[PAGE TEXT]

If I'm understanding you correctly, you have changes outstanding on both desktop and iPhone and don't want to lose any of them when you switch to Bonjour syncing over WiFi? Here's how I would do it:
On the desktop, do File->Back Up Database
Configure the desktop to sync via Bonjour, storing the database on the local machine
Now if you are going to use an ad hoc network to connect desktop and iPhone, set it up. Otherwise, make sure the desktop is connected to the wireless network and configure the iPhone to do so also. I'm not certain if you need to turn off the cellular data connection to force the iPhone to use WiFi -- I've got an iPod Touch.
On the iPhone, go to the Settings page in OmniFocus and set it to sync via Bonjour. Then you'll tap the broadcast settings button in OmniFocus' sync preferences on the desktop and capture the settings on the iPhone. If this doesn't work, and you can't "see" the desktop broadcasting its settings, you're not going to be able to sync. A failure probably means that you aren't connecting to the same network, or there's some device or software blocking traffic between the iPhone and desktop.
Now that you have the iPhone configured to sync via Bonjour/WiFi, have it do a sync. Tell it to keep the iPhone's database, which will propagate it to the server (desktop).
On the desktop, do a sync. Agree to download the server database and start syncing, or use the sync database (I forget what the exact language is this week). When that sync completes, both desktop and iPhone will have identical databases.
In the Finder, with OmniFocus already open in your newly synced database, double-click the backup file you made in the first step, which will get you another window. Go through and find the various changes you made since you last successfully synced the two devices together, and copy them over to the new database by dragging and dropping. You'll probably want to make some use of the sorting and/or grouping by added or changed features in both context and project mode to track down these changes if you don't remember where they all are. The lack of those features in the iPhone app means that it is probably easier to keep the iPhone version of the database even if there are more outstanding changes in the other version, simply because you won't have the tools to make sure you got them all if you keep the desktop version instead.

[/PAGE TEXT]
[AVAILABLE DATA]

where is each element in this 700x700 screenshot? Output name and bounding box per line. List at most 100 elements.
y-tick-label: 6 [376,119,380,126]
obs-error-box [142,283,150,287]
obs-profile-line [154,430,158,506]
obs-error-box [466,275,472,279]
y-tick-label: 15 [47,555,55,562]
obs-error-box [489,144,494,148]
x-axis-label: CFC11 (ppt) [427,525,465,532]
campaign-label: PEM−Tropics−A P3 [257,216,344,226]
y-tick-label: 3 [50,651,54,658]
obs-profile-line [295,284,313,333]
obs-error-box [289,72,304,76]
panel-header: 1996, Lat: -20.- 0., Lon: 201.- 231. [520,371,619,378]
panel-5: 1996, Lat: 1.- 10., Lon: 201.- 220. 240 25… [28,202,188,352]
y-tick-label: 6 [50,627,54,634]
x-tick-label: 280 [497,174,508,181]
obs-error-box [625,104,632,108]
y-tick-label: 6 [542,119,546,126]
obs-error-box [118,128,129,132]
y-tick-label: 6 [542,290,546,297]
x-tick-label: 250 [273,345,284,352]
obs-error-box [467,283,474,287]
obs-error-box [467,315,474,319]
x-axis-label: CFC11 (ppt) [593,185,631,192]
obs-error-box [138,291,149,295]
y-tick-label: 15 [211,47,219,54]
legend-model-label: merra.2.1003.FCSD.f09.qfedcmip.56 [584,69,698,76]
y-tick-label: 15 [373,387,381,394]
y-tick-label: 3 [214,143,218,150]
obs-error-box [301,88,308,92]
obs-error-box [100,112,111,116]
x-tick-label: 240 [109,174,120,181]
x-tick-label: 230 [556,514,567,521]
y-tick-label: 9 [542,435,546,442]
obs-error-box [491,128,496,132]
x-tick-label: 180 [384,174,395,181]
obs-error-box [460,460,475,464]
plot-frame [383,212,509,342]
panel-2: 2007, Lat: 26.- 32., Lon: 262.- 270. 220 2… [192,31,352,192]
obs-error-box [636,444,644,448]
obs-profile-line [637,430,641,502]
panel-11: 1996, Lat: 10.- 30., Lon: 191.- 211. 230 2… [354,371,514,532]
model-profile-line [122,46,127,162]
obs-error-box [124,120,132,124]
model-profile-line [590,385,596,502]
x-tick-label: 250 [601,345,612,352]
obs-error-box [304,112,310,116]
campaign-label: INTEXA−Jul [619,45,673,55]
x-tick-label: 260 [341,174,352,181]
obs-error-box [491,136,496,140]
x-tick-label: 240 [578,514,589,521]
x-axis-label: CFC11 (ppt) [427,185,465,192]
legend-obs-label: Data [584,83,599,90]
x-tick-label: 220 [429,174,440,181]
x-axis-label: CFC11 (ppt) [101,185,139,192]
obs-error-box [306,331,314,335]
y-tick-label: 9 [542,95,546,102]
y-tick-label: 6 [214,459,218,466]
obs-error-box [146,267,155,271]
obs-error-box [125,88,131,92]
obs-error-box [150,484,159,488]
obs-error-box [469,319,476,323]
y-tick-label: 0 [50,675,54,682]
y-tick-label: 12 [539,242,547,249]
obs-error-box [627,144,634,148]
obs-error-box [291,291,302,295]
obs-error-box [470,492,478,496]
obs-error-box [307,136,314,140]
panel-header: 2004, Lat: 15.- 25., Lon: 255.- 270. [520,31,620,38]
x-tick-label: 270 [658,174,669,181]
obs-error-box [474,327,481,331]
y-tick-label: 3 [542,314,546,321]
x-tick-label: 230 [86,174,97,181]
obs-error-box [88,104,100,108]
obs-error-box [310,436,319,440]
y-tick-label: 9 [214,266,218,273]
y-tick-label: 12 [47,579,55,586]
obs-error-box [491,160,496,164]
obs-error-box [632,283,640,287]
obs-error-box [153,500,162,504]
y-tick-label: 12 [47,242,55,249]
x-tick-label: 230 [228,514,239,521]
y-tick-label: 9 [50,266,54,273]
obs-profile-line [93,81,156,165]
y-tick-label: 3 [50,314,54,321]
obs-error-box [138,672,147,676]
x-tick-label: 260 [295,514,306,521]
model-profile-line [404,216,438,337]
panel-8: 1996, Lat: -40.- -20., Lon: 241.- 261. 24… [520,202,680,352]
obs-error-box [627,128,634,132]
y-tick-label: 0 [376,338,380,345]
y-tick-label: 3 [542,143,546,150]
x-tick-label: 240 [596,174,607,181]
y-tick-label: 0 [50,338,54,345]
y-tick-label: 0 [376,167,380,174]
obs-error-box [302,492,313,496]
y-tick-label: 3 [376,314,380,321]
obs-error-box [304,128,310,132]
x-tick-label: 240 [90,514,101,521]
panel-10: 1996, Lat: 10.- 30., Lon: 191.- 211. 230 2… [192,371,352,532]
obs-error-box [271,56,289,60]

[/AVAILABLE DATA]

- [DESCRIPTION OF THE TASK] What is the first step on the desktop in the OmniFocus sync instructions? Rely only on the text, not on the records.

- [COMPLETED TASK] Do File->Back Up Database.